* [TASK INPUT]
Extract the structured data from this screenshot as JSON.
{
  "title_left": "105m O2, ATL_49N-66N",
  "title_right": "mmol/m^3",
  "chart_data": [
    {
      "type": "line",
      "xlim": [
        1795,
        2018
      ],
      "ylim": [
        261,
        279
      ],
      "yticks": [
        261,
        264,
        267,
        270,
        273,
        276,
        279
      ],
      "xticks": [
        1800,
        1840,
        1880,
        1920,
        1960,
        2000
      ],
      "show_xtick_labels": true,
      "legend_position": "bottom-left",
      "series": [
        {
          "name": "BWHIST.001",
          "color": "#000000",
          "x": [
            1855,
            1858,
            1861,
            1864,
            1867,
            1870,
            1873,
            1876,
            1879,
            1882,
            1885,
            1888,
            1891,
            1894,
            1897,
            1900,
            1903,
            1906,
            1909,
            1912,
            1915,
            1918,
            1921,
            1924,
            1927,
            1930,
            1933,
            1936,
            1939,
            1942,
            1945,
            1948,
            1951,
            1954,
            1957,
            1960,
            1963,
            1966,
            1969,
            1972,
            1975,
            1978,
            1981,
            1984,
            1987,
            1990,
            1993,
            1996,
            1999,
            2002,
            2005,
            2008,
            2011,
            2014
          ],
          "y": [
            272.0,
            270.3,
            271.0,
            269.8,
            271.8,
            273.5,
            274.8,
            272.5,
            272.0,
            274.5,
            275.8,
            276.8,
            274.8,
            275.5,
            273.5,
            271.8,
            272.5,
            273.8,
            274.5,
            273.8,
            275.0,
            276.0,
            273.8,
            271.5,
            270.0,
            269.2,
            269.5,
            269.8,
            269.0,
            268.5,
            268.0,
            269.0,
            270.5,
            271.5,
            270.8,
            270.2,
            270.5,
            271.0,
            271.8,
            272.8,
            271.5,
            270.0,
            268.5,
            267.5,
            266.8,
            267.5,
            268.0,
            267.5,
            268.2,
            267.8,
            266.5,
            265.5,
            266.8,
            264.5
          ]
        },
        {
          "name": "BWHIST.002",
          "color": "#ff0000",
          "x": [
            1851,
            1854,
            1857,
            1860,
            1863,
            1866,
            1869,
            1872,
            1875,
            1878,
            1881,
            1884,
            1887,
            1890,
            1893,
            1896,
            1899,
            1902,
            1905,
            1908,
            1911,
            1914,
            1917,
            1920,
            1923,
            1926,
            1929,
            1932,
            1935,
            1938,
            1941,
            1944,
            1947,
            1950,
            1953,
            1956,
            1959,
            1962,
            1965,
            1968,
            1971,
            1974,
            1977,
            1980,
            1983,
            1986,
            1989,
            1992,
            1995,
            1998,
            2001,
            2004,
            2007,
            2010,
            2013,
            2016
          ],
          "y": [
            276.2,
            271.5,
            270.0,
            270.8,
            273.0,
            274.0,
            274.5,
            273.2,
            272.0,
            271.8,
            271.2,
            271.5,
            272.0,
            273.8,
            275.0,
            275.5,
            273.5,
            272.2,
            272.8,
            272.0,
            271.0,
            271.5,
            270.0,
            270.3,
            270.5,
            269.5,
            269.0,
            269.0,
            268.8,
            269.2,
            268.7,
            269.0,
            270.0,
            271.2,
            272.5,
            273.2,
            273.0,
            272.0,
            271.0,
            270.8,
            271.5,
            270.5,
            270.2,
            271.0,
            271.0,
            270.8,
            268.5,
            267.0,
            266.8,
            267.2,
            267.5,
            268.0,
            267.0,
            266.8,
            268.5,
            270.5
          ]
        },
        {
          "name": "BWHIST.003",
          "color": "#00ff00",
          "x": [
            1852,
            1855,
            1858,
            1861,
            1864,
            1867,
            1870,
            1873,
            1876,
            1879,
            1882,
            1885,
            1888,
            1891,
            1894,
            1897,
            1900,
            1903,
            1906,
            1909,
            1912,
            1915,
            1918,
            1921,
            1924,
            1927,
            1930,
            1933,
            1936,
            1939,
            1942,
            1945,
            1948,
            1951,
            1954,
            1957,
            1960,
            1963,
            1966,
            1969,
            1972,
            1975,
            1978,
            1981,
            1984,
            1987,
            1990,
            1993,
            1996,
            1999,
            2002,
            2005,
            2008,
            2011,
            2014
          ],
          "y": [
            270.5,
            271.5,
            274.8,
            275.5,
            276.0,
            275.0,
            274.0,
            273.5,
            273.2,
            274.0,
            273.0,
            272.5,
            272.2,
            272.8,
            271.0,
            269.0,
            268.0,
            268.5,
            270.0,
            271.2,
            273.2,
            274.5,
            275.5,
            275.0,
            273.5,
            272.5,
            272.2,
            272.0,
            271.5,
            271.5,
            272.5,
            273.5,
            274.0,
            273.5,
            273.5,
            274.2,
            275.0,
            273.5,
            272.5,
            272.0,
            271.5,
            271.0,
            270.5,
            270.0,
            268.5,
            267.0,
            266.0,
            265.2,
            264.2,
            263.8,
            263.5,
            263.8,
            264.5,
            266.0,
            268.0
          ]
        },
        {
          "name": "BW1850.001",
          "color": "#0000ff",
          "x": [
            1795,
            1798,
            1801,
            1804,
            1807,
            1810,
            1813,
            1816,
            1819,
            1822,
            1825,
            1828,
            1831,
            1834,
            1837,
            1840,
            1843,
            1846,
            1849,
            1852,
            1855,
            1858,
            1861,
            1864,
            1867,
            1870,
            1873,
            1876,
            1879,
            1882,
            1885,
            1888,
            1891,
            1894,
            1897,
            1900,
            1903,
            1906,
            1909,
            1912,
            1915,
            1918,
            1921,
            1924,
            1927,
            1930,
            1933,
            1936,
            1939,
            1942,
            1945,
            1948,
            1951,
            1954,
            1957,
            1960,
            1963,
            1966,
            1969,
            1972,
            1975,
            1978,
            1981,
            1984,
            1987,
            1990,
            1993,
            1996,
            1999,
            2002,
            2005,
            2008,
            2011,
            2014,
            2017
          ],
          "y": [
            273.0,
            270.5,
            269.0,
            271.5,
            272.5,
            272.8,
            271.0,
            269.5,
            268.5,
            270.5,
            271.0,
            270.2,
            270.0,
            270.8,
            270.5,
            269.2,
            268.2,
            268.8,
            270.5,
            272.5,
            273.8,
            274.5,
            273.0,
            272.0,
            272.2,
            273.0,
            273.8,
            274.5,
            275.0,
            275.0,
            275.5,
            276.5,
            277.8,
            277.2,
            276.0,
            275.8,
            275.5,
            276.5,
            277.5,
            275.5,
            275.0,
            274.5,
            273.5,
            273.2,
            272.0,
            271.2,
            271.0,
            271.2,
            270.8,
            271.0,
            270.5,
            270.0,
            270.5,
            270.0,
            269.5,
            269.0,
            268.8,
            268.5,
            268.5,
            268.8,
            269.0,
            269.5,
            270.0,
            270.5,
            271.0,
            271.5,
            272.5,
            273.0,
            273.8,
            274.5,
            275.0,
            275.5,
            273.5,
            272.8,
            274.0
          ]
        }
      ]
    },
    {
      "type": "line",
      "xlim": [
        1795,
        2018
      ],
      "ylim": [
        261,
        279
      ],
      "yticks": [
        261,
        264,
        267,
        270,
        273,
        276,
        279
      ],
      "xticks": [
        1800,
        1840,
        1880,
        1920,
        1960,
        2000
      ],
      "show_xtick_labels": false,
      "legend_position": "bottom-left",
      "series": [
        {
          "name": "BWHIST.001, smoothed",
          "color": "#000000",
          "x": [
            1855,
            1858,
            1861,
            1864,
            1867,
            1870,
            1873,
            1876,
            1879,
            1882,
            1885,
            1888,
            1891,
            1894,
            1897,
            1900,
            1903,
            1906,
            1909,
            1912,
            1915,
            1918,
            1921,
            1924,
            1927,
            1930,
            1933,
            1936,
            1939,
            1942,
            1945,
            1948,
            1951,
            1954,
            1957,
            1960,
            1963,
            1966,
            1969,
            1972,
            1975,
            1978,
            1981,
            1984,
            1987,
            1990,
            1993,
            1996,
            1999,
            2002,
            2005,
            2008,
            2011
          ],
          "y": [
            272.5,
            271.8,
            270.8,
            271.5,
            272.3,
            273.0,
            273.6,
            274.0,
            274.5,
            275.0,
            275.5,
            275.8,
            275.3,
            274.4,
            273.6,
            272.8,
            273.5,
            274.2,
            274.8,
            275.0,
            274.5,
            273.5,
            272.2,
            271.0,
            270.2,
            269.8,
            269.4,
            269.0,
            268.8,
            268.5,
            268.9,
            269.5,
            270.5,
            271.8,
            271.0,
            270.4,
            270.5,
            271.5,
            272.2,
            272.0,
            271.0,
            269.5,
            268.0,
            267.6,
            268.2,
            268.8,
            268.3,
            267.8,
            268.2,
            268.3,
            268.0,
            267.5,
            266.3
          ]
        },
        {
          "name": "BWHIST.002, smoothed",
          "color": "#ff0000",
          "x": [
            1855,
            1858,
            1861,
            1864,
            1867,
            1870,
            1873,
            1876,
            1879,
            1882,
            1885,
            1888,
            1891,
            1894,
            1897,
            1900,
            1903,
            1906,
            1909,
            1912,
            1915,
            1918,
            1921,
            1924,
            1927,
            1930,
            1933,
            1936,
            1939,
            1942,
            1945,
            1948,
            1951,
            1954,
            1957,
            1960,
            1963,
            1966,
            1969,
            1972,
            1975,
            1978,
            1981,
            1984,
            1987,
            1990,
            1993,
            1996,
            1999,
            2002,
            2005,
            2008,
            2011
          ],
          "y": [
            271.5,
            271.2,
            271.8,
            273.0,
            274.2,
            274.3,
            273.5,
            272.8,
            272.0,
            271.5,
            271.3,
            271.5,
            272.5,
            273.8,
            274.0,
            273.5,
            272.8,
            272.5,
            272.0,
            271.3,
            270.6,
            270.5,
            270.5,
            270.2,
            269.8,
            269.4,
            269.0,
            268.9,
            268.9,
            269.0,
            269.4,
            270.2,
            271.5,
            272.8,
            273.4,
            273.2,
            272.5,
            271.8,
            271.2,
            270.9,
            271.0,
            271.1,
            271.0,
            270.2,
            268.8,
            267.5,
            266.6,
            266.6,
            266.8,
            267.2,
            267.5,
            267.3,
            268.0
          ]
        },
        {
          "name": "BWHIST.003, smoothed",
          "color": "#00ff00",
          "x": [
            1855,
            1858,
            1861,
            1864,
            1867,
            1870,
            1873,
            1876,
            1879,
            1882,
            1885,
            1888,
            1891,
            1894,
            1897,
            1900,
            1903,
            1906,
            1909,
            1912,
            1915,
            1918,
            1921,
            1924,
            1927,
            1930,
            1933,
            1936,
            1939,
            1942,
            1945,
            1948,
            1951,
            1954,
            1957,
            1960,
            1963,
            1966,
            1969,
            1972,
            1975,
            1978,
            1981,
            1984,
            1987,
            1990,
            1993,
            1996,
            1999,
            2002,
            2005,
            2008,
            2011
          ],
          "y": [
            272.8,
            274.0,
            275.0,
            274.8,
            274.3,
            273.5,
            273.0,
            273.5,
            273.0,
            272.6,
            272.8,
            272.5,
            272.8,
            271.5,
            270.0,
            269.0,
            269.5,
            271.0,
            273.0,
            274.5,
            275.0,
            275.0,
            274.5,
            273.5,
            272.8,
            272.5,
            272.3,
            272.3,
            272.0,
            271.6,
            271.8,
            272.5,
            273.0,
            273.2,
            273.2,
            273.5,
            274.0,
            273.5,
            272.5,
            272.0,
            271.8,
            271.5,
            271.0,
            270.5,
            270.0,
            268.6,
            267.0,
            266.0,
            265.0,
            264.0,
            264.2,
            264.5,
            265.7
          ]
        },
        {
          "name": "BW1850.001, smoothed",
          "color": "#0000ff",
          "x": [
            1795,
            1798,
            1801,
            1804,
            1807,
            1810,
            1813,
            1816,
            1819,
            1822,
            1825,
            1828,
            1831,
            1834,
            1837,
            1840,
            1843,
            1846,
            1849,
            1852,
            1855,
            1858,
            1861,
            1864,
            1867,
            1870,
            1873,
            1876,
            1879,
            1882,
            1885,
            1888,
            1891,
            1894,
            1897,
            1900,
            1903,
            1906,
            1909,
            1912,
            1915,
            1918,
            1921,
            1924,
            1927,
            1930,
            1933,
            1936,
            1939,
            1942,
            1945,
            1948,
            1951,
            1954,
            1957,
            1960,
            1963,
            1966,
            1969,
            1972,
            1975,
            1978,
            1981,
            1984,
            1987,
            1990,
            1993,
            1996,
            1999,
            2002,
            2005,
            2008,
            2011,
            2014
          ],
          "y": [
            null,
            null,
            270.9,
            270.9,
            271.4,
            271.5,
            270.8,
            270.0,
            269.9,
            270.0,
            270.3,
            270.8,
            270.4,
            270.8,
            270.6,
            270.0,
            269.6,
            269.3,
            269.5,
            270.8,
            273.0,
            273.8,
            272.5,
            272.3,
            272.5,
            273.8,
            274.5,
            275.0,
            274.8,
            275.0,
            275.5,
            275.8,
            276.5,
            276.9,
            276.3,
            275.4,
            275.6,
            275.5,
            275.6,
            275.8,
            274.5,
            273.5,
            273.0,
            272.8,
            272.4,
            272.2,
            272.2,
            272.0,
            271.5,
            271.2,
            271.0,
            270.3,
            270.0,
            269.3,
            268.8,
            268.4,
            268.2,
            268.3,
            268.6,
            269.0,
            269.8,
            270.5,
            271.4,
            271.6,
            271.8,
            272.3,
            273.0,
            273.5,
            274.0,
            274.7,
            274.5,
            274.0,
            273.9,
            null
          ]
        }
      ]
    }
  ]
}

* [PROBLEM REQUIREMENTS]
In the records above, collect each line with "smoothed".

* [ANSWER TO THE EXERCISE]
          "name": "BWHIST.001, smoothed",
          "name": "BWHIST.002, smoothed",
          "name": "BWHIST.003, smoothed",
          "name": "BW1850.001, smoothed",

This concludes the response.